»»

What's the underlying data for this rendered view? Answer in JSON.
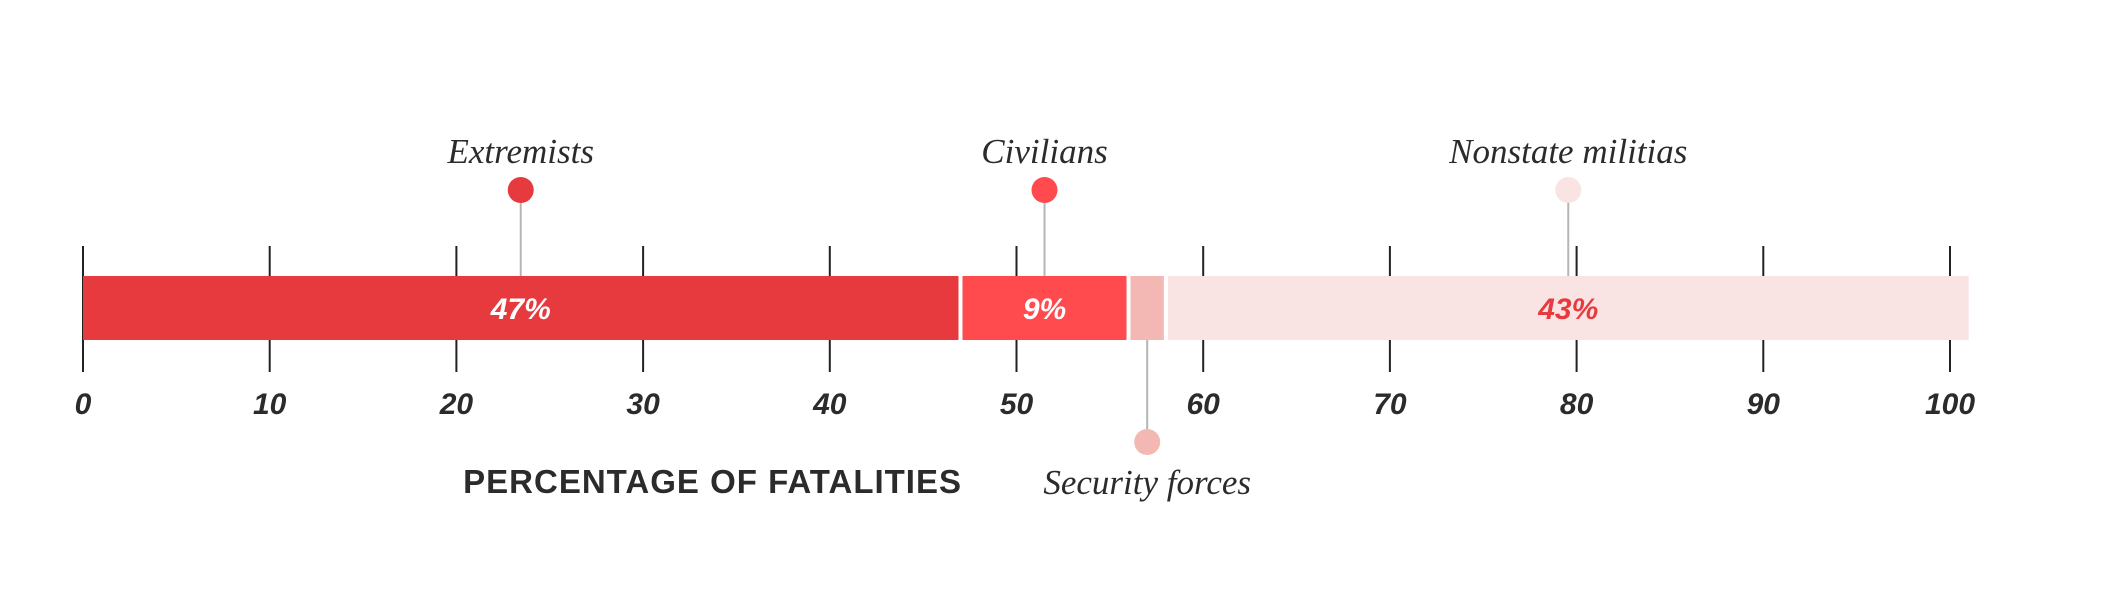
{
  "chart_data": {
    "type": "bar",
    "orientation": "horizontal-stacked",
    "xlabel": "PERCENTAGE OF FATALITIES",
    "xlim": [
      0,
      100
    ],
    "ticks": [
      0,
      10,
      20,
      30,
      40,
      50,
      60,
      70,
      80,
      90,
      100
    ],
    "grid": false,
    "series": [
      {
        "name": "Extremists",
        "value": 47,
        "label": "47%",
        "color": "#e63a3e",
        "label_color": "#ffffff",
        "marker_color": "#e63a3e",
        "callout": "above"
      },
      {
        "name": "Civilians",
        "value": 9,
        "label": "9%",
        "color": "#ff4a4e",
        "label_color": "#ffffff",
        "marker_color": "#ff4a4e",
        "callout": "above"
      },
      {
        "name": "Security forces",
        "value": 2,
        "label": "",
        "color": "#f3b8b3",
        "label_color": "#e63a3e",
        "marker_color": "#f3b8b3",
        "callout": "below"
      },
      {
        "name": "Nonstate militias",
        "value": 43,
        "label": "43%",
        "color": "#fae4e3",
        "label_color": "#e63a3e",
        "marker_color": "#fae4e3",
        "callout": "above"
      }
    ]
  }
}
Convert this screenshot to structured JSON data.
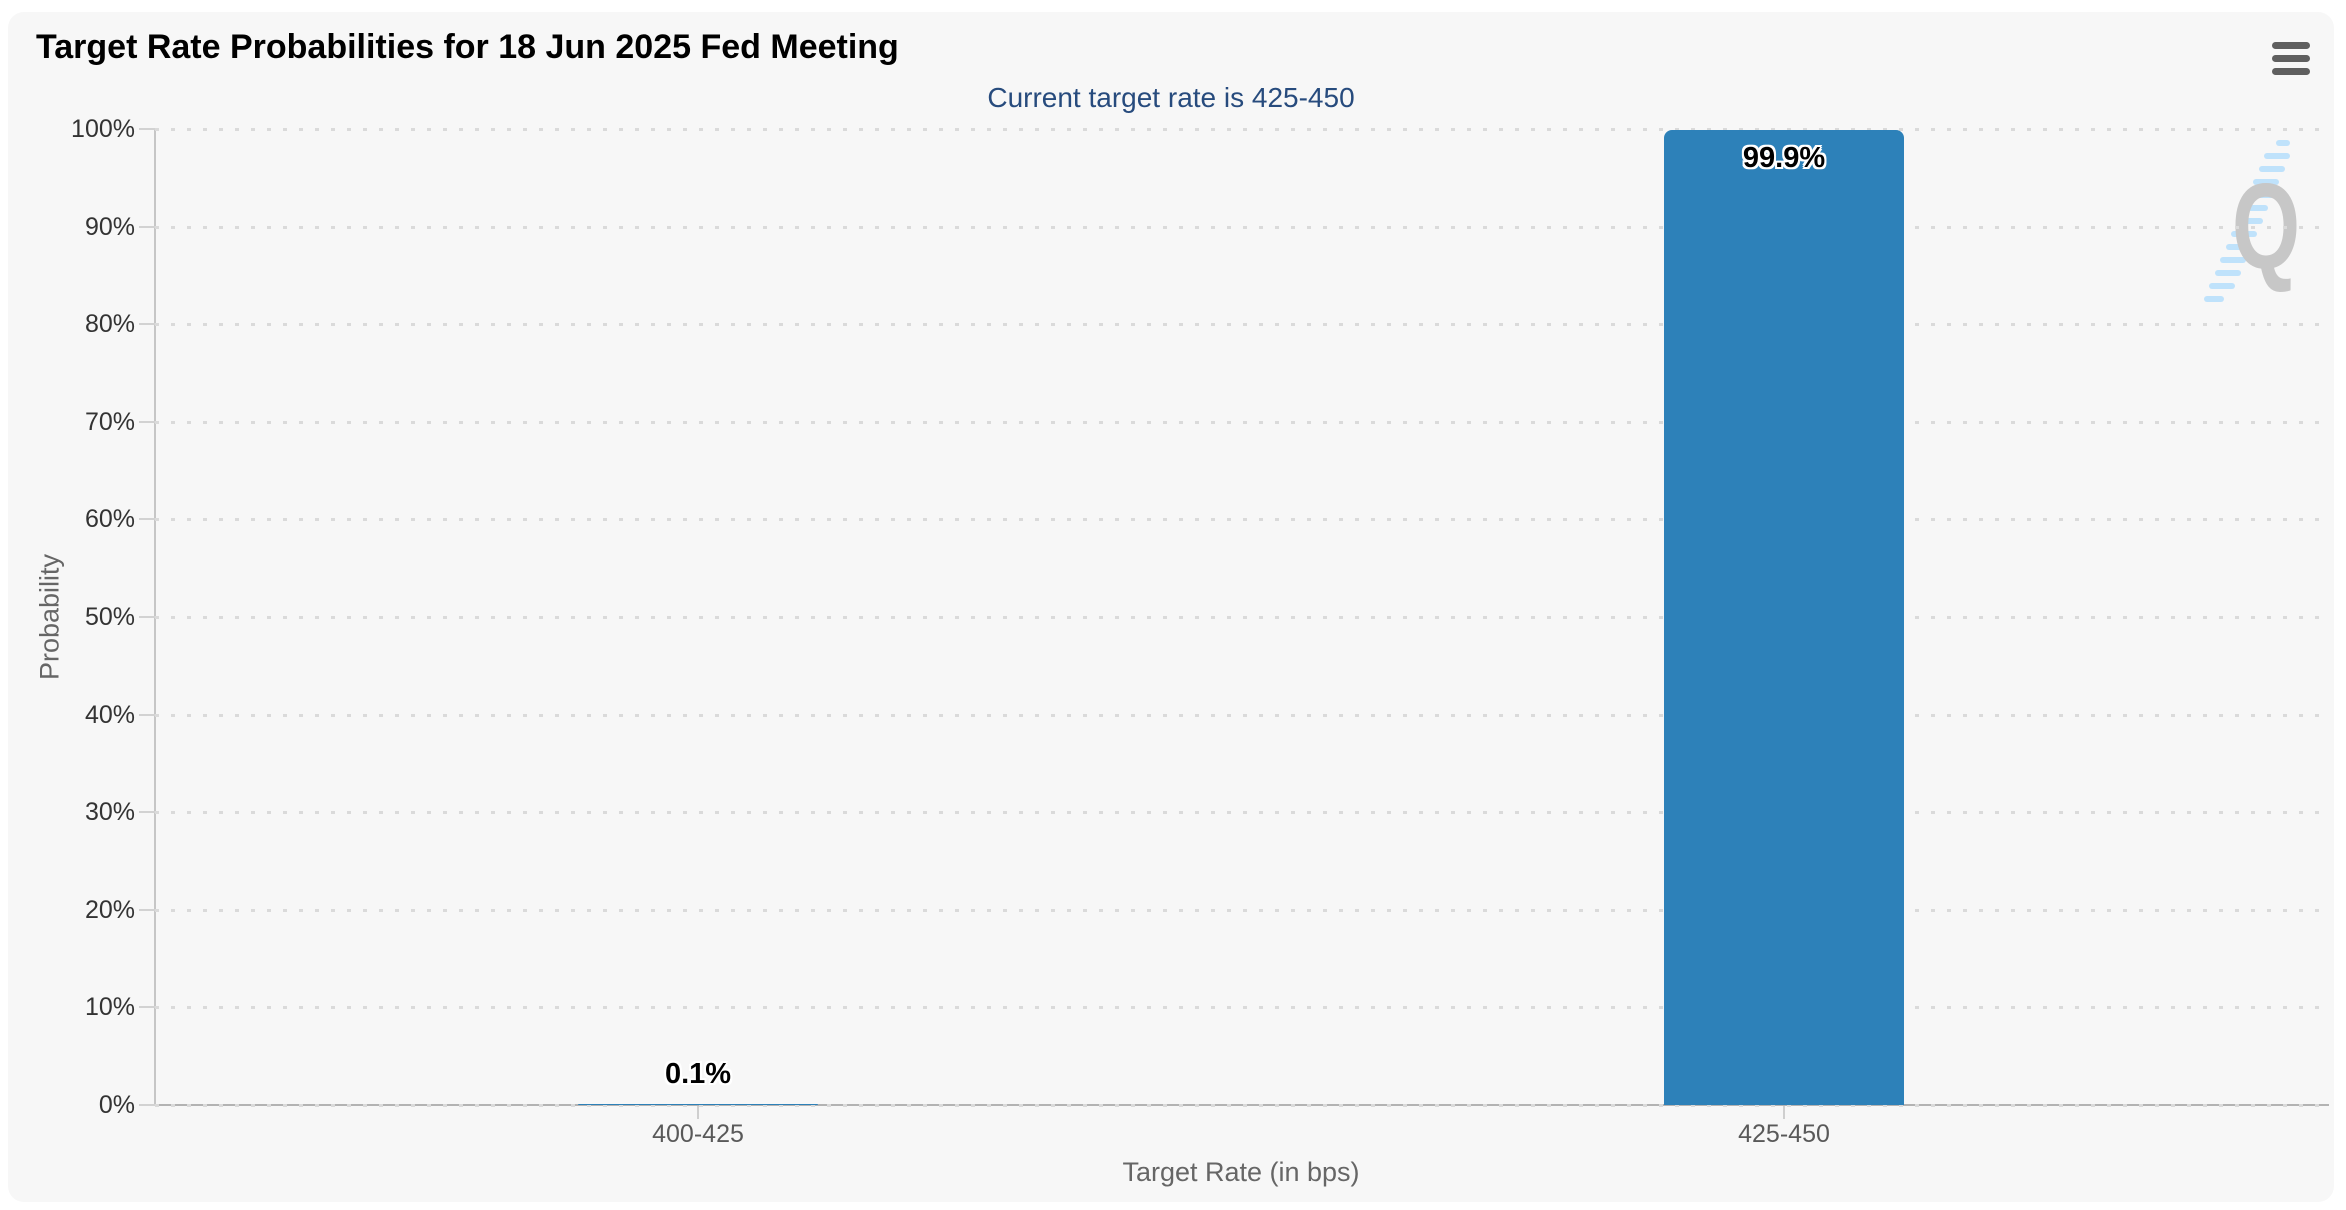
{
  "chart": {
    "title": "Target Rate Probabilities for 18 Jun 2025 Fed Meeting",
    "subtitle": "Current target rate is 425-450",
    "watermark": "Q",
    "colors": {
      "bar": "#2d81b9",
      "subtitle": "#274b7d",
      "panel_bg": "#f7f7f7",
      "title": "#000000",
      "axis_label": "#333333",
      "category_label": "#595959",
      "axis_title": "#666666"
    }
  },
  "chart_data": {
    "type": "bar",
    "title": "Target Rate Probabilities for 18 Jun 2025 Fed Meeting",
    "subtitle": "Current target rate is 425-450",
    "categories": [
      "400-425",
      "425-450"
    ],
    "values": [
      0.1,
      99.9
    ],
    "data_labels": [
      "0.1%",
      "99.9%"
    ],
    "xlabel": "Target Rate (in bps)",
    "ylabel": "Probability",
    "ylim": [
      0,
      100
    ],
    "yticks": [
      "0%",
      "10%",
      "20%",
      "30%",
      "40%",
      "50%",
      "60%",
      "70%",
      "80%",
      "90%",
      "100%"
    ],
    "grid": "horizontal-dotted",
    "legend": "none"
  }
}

««
»»

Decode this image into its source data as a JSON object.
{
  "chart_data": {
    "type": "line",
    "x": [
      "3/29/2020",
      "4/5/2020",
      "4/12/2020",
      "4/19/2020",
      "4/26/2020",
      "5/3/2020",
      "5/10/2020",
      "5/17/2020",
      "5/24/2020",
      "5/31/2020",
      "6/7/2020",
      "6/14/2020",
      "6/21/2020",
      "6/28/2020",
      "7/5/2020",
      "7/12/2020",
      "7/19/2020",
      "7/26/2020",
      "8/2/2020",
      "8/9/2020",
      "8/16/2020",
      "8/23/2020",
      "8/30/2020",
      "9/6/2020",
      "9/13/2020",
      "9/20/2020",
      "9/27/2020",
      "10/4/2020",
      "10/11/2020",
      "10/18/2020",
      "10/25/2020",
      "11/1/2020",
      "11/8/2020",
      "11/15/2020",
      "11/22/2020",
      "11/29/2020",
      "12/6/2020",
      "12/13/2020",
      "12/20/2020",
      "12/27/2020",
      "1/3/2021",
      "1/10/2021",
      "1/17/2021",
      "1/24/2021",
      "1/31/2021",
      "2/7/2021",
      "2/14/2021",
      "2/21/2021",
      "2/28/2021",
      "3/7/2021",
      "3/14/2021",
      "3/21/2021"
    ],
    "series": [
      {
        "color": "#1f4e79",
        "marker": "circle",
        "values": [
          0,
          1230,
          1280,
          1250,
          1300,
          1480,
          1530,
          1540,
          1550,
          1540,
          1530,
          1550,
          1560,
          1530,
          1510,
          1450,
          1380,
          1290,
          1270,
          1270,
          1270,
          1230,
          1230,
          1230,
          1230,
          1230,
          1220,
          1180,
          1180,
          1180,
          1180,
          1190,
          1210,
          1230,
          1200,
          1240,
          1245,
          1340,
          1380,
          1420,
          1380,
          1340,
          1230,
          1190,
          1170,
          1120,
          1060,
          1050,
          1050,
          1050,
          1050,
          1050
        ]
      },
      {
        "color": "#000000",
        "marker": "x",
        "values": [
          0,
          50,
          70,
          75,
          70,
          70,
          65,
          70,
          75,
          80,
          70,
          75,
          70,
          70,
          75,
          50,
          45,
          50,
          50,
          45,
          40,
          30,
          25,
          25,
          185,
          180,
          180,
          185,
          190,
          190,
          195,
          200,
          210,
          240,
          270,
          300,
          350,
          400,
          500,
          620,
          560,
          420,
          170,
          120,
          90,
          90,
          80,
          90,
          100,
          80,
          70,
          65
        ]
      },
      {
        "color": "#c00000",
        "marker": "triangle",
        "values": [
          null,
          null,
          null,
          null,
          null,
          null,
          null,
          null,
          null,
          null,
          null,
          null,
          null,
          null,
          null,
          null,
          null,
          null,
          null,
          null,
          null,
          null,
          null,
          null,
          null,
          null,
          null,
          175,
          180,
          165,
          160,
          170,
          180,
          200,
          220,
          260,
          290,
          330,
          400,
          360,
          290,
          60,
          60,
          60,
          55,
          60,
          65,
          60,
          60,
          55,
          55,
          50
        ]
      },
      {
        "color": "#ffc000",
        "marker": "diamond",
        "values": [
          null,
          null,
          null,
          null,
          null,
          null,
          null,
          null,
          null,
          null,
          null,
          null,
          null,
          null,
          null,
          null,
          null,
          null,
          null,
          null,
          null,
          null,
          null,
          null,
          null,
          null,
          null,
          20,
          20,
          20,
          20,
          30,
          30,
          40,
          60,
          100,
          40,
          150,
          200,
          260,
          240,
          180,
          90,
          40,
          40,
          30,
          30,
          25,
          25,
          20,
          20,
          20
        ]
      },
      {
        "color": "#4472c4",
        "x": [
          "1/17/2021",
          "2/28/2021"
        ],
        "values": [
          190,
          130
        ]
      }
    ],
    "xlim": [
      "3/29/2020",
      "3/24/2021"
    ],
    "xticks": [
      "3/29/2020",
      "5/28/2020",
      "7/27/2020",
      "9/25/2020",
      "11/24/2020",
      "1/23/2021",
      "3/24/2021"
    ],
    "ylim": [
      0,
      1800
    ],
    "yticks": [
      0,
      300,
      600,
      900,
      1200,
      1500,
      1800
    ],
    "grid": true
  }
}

««

Gather up the lines containing the word "JSON" from these records and copy them.

What's the underlying data for this rendered view? Answer in JSON.
Convert this screenshot to structured JSON data.
Decode this image into its source data as a JSON object.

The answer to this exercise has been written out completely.